Which lines hold the word "name"? Copy each of them from the material.

[Dataset items]
--------------------------------------------------
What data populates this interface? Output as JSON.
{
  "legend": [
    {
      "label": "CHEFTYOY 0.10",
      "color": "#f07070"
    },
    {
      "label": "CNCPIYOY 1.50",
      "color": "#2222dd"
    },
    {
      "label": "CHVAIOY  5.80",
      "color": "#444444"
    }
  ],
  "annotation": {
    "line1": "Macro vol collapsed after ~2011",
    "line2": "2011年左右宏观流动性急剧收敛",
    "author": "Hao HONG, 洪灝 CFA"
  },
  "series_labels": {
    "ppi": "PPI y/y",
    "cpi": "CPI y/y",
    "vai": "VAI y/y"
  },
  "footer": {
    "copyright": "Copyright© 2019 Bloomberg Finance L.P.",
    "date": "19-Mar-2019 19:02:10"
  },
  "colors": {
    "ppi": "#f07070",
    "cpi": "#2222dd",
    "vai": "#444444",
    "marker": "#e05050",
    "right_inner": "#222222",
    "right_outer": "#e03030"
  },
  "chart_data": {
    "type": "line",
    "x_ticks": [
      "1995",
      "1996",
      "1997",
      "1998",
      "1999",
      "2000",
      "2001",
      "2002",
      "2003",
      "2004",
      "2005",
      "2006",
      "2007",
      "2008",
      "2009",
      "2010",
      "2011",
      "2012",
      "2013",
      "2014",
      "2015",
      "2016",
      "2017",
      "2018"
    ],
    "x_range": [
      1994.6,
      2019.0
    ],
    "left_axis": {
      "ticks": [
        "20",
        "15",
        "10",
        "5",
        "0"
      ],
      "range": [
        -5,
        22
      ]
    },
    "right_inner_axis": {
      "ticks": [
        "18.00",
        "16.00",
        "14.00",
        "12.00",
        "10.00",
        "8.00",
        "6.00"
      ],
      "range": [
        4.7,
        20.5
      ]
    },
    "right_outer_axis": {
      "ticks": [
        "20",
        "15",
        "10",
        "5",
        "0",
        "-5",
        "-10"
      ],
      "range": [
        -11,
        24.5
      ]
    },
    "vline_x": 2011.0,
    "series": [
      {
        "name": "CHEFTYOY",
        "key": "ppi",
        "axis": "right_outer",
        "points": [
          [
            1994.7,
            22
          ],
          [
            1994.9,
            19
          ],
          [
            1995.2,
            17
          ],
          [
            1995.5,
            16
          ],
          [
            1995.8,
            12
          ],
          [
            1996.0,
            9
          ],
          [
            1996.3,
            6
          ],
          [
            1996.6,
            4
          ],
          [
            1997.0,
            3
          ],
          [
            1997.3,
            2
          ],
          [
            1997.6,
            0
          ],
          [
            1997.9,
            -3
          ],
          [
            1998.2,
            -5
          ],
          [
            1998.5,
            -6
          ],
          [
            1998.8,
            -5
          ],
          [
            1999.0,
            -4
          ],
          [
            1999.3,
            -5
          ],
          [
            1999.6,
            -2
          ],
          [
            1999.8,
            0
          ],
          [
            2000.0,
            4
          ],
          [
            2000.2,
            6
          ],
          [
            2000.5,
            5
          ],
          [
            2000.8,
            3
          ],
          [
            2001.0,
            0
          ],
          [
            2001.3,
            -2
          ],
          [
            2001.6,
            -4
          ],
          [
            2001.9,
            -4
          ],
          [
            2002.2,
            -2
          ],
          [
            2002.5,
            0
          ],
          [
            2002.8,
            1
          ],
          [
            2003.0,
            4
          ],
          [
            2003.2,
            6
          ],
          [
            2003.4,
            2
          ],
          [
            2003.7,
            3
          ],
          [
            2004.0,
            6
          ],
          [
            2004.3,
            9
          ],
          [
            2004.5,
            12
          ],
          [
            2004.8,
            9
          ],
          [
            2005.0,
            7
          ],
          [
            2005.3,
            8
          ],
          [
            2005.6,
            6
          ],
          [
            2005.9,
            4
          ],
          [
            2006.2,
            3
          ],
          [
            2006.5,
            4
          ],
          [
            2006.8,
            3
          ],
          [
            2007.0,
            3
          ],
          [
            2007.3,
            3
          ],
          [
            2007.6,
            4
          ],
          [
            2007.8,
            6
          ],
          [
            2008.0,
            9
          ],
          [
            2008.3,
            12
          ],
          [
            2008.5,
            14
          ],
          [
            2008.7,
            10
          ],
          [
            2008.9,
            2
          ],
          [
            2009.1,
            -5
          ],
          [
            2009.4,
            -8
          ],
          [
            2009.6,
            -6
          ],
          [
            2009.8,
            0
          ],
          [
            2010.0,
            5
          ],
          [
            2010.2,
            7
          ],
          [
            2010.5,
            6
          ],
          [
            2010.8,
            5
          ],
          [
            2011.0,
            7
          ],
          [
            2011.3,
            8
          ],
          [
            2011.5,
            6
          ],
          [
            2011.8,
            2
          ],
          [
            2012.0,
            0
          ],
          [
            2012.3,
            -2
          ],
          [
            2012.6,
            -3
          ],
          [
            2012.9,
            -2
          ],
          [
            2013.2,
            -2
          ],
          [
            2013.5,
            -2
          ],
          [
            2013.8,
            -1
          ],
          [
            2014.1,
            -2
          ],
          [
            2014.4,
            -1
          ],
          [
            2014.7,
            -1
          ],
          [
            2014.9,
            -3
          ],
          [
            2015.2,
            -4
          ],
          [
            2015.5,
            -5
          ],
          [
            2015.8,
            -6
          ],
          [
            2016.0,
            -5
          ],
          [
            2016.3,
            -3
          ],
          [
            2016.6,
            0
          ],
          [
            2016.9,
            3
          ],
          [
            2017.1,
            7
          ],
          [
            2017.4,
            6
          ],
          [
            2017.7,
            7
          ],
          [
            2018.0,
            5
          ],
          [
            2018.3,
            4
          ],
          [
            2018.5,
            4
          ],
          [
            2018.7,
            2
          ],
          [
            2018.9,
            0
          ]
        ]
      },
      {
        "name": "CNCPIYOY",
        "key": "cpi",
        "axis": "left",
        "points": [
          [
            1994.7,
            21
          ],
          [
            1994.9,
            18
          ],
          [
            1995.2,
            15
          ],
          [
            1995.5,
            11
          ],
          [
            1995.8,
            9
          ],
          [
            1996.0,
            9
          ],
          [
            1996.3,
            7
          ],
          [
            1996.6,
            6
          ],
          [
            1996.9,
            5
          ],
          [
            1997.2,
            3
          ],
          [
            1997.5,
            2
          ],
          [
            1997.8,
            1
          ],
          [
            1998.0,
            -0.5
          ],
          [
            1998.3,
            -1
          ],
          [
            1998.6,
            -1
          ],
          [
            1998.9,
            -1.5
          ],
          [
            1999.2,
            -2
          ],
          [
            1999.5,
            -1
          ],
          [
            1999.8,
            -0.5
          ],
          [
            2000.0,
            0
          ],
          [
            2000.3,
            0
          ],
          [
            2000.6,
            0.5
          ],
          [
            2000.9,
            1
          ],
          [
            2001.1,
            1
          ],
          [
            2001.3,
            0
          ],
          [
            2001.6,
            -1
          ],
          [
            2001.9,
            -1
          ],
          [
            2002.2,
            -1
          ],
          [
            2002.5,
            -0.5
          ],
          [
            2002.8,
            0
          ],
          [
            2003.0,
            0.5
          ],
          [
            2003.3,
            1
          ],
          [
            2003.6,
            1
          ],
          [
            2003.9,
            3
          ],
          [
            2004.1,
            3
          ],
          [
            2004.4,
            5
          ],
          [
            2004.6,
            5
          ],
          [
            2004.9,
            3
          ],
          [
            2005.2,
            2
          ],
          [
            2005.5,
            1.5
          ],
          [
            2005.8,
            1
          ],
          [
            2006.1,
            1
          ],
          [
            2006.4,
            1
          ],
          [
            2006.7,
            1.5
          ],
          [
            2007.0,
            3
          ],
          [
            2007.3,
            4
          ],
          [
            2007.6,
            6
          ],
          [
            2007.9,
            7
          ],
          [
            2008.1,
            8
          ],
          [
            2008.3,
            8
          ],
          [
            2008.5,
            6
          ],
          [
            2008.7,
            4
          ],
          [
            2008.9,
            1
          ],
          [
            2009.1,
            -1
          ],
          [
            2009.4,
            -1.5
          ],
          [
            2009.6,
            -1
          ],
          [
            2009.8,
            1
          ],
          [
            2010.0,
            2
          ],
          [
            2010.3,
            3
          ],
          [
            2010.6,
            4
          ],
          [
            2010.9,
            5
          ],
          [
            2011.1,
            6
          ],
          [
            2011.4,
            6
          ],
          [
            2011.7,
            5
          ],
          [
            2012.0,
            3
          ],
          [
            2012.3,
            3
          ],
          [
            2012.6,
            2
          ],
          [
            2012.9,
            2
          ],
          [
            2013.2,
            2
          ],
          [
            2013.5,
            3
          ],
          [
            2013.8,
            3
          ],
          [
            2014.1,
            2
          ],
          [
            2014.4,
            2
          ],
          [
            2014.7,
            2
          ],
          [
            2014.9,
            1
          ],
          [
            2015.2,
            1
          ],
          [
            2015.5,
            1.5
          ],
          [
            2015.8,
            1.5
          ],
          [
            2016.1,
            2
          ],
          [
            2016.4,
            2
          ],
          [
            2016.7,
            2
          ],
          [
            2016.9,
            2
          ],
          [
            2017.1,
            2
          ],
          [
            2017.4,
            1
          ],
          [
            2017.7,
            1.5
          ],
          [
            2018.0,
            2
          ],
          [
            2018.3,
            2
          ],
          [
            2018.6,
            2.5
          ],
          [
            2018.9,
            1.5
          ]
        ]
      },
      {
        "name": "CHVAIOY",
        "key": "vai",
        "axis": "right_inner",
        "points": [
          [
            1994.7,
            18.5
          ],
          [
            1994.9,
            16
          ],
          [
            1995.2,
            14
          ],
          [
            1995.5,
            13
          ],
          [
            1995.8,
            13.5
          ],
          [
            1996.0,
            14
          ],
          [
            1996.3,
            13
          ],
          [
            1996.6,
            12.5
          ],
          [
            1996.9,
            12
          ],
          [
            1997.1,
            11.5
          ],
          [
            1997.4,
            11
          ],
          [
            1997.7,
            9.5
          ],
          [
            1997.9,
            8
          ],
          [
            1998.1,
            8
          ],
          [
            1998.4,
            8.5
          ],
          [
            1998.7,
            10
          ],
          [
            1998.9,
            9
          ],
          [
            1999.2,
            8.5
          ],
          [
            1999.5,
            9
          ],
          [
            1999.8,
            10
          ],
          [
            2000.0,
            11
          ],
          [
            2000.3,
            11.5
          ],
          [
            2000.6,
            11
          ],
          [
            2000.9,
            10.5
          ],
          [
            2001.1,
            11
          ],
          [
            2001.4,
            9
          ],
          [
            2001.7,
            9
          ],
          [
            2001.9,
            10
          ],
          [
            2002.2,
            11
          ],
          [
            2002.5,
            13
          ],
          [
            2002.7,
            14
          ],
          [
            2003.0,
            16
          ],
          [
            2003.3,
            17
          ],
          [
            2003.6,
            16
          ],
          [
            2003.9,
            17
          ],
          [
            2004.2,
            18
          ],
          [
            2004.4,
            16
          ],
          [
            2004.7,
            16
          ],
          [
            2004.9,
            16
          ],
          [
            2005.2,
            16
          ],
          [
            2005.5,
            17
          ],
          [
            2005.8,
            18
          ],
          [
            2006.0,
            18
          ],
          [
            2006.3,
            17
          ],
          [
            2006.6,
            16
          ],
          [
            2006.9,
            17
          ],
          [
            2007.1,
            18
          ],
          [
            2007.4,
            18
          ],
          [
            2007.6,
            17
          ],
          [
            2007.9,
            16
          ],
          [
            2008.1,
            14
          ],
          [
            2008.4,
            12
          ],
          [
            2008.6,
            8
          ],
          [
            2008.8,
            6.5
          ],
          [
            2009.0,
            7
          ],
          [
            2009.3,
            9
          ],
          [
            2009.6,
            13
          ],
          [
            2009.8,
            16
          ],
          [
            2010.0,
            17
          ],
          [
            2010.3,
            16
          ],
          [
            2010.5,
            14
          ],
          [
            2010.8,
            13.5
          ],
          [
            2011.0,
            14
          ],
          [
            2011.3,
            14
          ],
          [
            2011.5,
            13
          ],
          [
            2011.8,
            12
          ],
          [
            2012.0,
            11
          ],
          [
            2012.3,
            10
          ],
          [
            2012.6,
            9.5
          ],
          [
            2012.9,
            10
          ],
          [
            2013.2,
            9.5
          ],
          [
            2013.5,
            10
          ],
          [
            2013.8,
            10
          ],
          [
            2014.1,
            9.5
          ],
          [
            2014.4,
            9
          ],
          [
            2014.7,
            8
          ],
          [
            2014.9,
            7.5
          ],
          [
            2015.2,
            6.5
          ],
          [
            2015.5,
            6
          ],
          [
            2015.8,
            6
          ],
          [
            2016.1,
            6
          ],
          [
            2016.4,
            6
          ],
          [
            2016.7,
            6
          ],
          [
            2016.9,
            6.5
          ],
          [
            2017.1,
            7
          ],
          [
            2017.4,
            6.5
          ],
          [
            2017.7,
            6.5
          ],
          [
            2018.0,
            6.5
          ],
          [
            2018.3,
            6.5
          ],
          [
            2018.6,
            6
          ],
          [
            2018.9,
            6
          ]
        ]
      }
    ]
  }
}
--------------------------------------------------
• [Answer to the problem]
        "name": "CHEFTYOY",
        "name": "CNCPIYOY",
        "name": "CHVAIOY",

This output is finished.